**Tarefas a realizar:**
1/ Pode reproduzir fielmente a parte do trecho sobre língua e cultura que se inicia com as palavras que contêm "As culturas e" e termina em "(WARNIER, 2000: 16-17)"?
2/ Segundo a definição citada no trecho sobre língua e cultura, de quais repertórios se compõe a identidade?

**Trecho fornecido:**
================

As culturas e sua melhor representação – as línguas – sofrem transformações ao longo da história de cada povo, desta maneira, a organização cultural dos grupos sociais também se modifica. Língua e cultura mantêm estreitas ligações e estreitas relações, são parceiras na formação e definição das identidades, até porque é através da língua que as comunidades expressam sentimentos, definem pertencimentos, se reconhecem. Para complementar estas afirmativas, observemos a definição de Jean- Pierre Warnier:

“A identidade é definida como o conjunto dos repertórios de ação, de língua e de cultura que permitem a uma pessoa reconhecer sua vinculação a certo grupo social e identificar-se com ele”. (WARNIER, 2000: 16-17)

================

**Registros de dados:**

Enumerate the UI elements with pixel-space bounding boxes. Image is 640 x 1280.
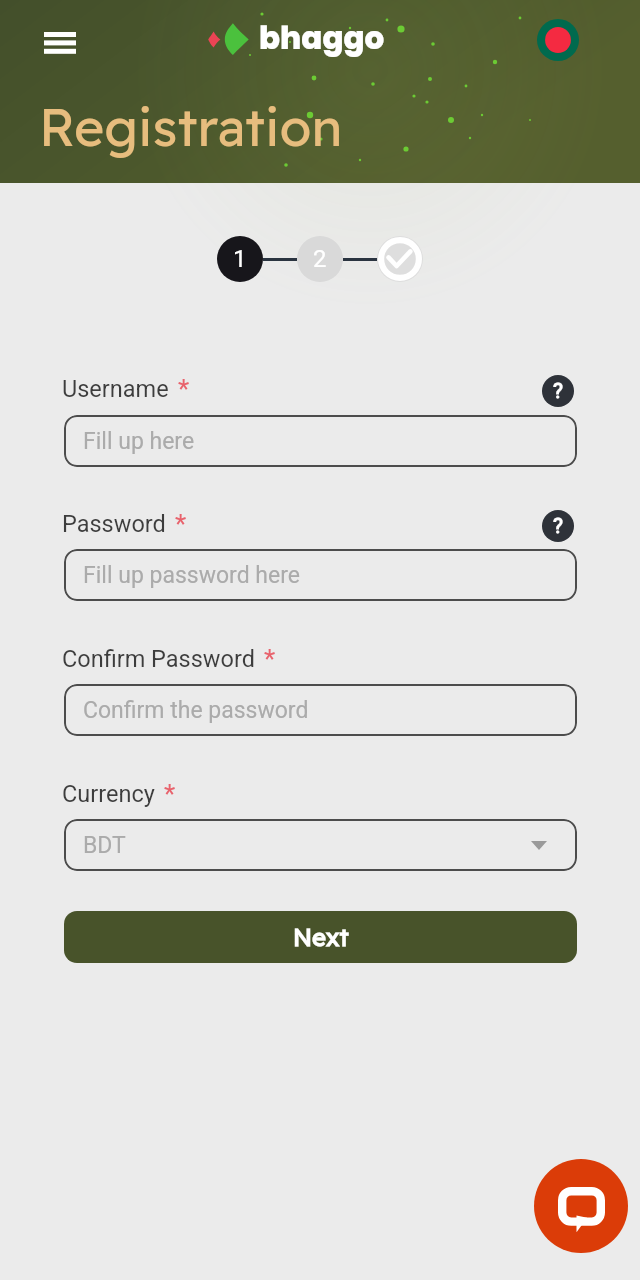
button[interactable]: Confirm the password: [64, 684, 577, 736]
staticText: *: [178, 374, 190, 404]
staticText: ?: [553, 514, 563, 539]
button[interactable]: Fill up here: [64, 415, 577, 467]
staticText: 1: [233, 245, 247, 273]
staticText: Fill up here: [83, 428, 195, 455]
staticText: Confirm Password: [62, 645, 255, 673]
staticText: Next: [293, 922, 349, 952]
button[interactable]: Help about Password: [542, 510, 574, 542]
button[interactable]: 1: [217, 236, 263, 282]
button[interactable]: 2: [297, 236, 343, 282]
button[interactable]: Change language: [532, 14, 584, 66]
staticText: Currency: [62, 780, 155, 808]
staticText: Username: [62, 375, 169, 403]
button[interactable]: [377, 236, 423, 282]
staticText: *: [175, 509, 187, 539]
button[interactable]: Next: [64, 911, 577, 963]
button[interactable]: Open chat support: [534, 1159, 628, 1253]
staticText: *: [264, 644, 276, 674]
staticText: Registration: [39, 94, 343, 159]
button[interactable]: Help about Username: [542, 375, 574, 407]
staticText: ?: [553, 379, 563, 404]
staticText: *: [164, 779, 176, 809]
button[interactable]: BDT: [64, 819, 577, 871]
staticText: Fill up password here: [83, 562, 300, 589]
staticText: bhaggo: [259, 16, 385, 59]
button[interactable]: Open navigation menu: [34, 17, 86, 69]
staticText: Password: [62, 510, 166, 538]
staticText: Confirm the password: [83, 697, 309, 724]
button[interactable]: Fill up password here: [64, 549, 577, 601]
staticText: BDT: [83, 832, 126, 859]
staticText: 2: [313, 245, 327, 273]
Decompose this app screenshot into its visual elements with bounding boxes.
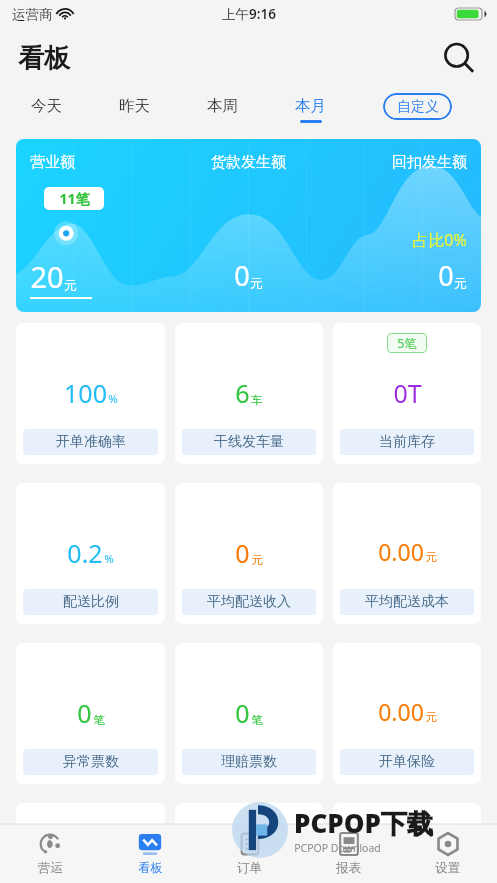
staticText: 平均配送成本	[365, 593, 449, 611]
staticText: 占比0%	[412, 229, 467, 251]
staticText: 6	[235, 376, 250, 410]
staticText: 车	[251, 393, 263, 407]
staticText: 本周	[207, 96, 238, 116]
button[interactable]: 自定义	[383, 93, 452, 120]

================

**Respostas em ordem:**
1/
As culturas e sua melhor representação – as línguas – sofrem transformações ao longo da história de cada povo, desta maneira, a organização cultural dos grupos sociais também se modifica. Língua e cultura mantêm estreitas ligações e estreitas relações, são parceiras na formação e definição das identidades, até porque é através da língua que as comunidades expressam sentimentos, definem pertencimentos, se reconhecem. Para complementar estas afirmativas, observemos a definição de Jean- Pierre Warnier:

“A identidade é definida como o conjunto dos repertórios de ação, de língua e de cultura que permitem a uma pessoa reconhecer sua vinculação a certo grupo social e identificar-se com ele”. (WARNIER, 2000: 16-17)

2/ De ação, de língua e de cultura.